• Text section
┌──

Exploring Linear Transformations Across Dimensions with Non-Square Matrices | 3Blue1Brown

Overview

Between chapters today we extend the familiar view of linear transformations from square matrices to non-square cases. The core idea remains that a linear map preserves parallel grid lines and sends the origin to the origin. When inputs live in one dimension and outputs live in another, a matrix of appropriate size encodes the transformation by showing where each input basis vector lands in the output space. This short note demonstrates how to interpret a 3 by 2 matrix as a map from a 2D input space to a 3D output space, and similarly how a 2 by 3 matrix describes a 3D input space mapped into 2D outputs.

• Non-square matrices encode dimension-changing maps
• Columns are the images of the input basis vectors
• The column space forms a plane through the origin in the output space
• A 1 by 2 matrix maps 2D inputs to a scalar, tying into dot products

Understanding Transformations Between Different Dimensions

In this footnote to the linear transformations series we explore what non square matrices mean geometrically. So far the focus has been on linear maps from 2D to 2D or 3D to 3D, encoded by 2x2 or 3x3 matrices. Yet, as commenters noted, non square matrices can encode transformations between spaces of different dimensions, and thinking about these helps build intuition across dimensions. The essential property of linear maps remains grid lines that stay parallel and evenly spaced, and the origin of the input space mapping to the origin of the output space. The matrix encoding a transformation is constructed by placing the coordinates of where each input basis vector lands into the columns of the matrix. This is the bridge from geometric action to algebraic representation, regardless of whether the input and output spaces have the same dimension or not.

└──

• Exercise data

┌──

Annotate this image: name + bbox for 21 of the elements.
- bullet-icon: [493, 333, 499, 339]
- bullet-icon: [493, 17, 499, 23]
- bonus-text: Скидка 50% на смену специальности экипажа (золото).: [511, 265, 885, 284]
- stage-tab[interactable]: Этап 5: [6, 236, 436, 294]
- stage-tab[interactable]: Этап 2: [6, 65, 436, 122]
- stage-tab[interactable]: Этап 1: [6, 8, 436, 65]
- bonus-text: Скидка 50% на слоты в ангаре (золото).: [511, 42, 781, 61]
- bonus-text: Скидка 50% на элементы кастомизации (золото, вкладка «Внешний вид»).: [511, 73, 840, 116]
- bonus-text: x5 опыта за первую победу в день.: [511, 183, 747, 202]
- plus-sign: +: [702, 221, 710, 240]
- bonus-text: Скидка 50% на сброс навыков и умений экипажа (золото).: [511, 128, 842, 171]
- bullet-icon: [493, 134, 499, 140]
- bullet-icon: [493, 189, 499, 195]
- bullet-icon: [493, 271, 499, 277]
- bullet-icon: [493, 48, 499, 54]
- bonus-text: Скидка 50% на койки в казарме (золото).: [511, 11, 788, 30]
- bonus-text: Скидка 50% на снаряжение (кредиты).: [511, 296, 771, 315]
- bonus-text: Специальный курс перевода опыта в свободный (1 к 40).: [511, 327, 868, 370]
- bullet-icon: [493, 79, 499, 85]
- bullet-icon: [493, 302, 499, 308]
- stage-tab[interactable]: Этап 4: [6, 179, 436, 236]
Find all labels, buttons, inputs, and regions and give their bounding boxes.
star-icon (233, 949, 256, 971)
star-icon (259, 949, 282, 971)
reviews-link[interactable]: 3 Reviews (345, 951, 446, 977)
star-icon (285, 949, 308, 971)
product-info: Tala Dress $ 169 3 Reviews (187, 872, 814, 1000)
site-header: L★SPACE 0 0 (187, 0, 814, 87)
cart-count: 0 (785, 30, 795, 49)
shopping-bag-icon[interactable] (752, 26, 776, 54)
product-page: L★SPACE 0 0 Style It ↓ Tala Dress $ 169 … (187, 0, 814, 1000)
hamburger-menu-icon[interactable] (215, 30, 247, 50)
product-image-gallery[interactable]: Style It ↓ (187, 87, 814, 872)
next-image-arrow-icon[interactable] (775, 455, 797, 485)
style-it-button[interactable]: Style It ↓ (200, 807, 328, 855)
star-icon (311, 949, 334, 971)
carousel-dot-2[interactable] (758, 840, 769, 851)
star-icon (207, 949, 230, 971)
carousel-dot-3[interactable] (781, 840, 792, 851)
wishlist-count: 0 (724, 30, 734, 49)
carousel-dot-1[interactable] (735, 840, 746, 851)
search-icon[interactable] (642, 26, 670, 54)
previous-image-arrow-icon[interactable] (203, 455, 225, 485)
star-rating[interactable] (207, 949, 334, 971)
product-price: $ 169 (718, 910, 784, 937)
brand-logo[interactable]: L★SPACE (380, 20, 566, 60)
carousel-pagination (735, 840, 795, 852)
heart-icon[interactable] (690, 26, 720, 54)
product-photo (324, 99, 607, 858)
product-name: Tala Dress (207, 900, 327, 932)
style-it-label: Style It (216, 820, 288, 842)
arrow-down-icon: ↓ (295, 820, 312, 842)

└──

Reproduce the complete text on linear transformations with non-square matrices from above, word for word.

• Reply to the exercise
Exploring Linear Transformations Across Dimensions with Non-Square Matrices | 3Blue1Brown

Overview

Between chapters today we extend the familiar view of linear transformations from square matrices to non-square cases. The core idea remains that a linear map preserves parallel grid lines and sends the origin to the origin. When inputs live in one dimension and outputs live in another, a matrix of appropriate size encodes the transformation by showing where each input basis vector lands in the output space. This short note demonstrates how to interpret a 3 by 2 matrix as a map from a 2D input space to a 3D output space, and similarly how a 2 by 3 matrix describes a 3D input space mapped into 2D outputs.

• Non-square matrices encode dimension-changing maps
• Columns are the images of the input basis vectors
• The column space forms a plane through the origin in the output space
• A 1 by 2 matrix maps 2D inputs to a scalar, tying into dot products

Understanding Transformations Between Different Dimensions

In this footnote to the linear transformations series we explore what non square matrices mean geometrically. So far the focus has been on linear maps from 2D to 2D or 3D to 3D, encoded by 2x2 or 3x3 matrices. Yet, as commenters noted, non square matrices can encode transformations between spaces of different dimensions, and thinking about these helps build intuition across dimensions. The essential property of linear maps remains grid lines that stay parallel and evenly spaced, and the origin of the input space mapping to the origin of the output space. The matrix encoding a transformation is constructed by placing the coordinates of where each input basis vector lands into the columns of the matrix. This is the bridge from geometric action to algebraic representation, regardless of whether the input and output spaces have the same dimension or not.